■ YOUR INSTRUCTIONS ■
Will you quote all of the entries, word for word?

■ DATA FOR PROCESSING ■
• • • • •
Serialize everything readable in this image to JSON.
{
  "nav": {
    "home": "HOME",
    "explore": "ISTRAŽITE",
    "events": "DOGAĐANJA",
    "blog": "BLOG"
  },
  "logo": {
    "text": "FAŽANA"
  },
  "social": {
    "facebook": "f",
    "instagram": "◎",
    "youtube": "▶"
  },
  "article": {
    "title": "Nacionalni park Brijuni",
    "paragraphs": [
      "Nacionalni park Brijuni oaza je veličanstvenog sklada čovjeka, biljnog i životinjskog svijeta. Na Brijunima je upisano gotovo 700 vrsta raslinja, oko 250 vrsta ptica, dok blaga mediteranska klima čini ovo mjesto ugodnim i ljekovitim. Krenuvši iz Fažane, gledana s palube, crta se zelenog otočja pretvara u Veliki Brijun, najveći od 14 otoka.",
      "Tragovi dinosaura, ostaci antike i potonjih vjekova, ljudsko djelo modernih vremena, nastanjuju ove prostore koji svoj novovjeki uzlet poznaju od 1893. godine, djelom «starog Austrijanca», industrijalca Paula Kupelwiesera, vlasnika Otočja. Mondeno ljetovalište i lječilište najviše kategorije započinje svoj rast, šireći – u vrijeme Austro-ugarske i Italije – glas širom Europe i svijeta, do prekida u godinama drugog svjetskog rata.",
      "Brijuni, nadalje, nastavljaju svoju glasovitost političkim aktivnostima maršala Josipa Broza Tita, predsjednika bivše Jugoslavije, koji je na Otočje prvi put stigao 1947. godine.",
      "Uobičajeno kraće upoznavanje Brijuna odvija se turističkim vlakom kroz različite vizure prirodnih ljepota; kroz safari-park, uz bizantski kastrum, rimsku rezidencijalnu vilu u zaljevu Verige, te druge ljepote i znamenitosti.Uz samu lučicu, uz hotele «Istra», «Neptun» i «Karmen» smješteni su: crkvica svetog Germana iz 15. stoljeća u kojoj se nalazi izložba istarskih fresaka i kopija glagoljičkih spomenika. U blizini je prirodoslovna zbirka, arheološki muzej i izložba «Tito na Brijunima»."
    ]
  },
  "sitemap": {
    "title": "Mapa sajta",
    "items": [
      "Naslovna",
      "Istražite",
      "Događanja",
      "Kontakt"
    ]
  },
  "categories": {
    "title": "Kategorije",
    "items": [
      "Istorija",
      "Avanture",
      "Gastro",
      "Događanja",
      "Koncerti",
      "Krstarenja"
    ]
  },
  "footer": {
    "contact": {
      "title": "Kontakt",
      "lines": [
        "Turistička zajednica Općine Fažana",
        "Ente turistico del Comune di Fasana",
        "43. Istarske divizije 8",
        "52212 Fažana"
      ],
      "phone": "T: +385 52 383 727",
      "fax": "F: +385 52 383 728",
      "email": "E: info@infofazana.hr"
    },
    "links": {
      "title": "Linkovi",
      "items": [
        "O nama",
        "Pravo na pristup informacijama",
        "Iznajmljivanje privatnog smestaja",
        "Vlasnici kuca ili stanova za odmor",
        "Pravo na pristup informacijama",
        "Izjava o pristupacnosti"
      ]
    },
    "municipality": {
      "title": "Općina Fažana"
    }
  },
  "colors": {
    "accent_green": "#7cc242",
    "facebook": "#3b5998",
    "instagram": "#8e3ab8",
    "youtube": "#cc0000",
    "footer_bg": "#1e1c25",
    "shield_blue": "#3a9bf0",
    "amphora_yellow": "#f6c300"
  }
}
• • • • •
■ SOLUTION TO THE EXERCISE ■
Serialize everything readable in this image to JSON.
{
  "nav": {
    "home": "HOME",
    "explore": "ISTRAŽITE",
    "events": "DOGAĐANJA",
    "blog": "BLOG"
  },
  "logo": {
    "text": "FAŽANA"
  },
  "social": {
    "facebook": "f",
    "instagram": "◎",
    "youtube": "▶"
  },
  "article": {
    "title": "Nacionalni park Brijuni",
    "paragraphs": [
      "Nacionalni park Brijuni oaza je veličanstvenog sklada čovjeka, biljnog i životinjskog svijeta. Na Brijunima je upisano gotovo 700 vrsta raslinja, oko 250 vrsta ptica, dok blaga mediteranska klima čini ovo mjesto ugodnim i ljekovitim. Krenuvši iz Fažane, gledana s palube, crta se zelenog otočja pretvara u Veliki Brijun, najveći od 14 otoka.",
      "Tragovi dinosaura, ostaci antike i potonjih vjekova, ljudsko djelo modernih vremena, nastanjuju ove prostore koji svoj novovjeki uzlet poznaju od 1893. godine, djelom «starog Austrijanca», industrijalca Paula Kupelwiesera, vlasnika Otočja. Mondeno ljetovalište i lječilište najviše kategorije započinje svoj rast, šireći – u vrijeme Austro-ugarske i Italije – glas širom Europe i svijeta, do prekida u godinama drugog svjetskog rata.",
      "Brijuni, nadalje, nastavljaju svoju glasovitost političkim aktivnostima maršala Josipa Broza Tita, predsjednika bivše Jugoslavije, koji je na Otočje prvi put stigao 1947. godine.",
      "Uobičajeno kraće upoznavanje Brijuna odvija se turističkim vlakom kroz različite vizure prirodnih ljepota; kroz safari-park, uz bizantski kastrum, rimsku rezidencijalnu vilu u zaljevu Verige, te druge ljepote i znamenitosti.Uz samu lučicu, uz hotele «Istra», «Neptun» i «Karmen» smješteni su: crkvica svetog Germana iz 15. stoljeća u kojoj se nalazi izložba istarskih fresaka i kopija glagoljičkih spomenika. U blizini je prirodoslovna zbirka, arheološki muzej i izložba «Tito na Brijunima»."
    ]
  },
  "sitemap": {
    "title": "Mapa sajta",
    "items": [
      "Naslovna",
      "Istražite",
      "Događanja",
      "Kontakt"
    ]
  },
  "categories": {
    "title": "Kategorije",
    "items": [
      "Istorija",
      "Avanture",
      "Gastro",
      "Događanja",
      "Koncerti",
      "Krstarenja"
    ]
  },
  "footer": {
    "contact": {
      "title": "Kontakt",
      "lines": [
        "Turistička zajednica Općine Fažana",
        "Ente turistico del Comune di Fasana",
        "43. Istarske divizije 8",
        "52212 Fažana"
      ],
      "phone": "T: +385 52 383 727",
      "fax": "F: +385 52 383 728",
      "email": "E: info@infofazana.hr"
    },
    "links": {
      "title": "Linkovi",
      "items": [
        "O nama",
        "Pravo na pristup informacijama",
        "Iznajmljivanje privatnog smestaja",
        "Vlasnici kuca ili stanova za odmor",
        "Pravo na pristup informacijama",
        "Izjava o pristupacnosti"
      ]
    },
    "municipality": {
      "title": "Općina Fažana"
    }
  },
  "colors": {
    "accent_green": "#7cc242",
    "facebook": "#3b5998",
    "instagram": "#8e3ab8",
    "youtube": "#cc0000",
    "footer_bg": "#1e1c25",
    "shield_blue": "#3a9bf0",
    "amphora_yellow": "#f6c300"
  }
}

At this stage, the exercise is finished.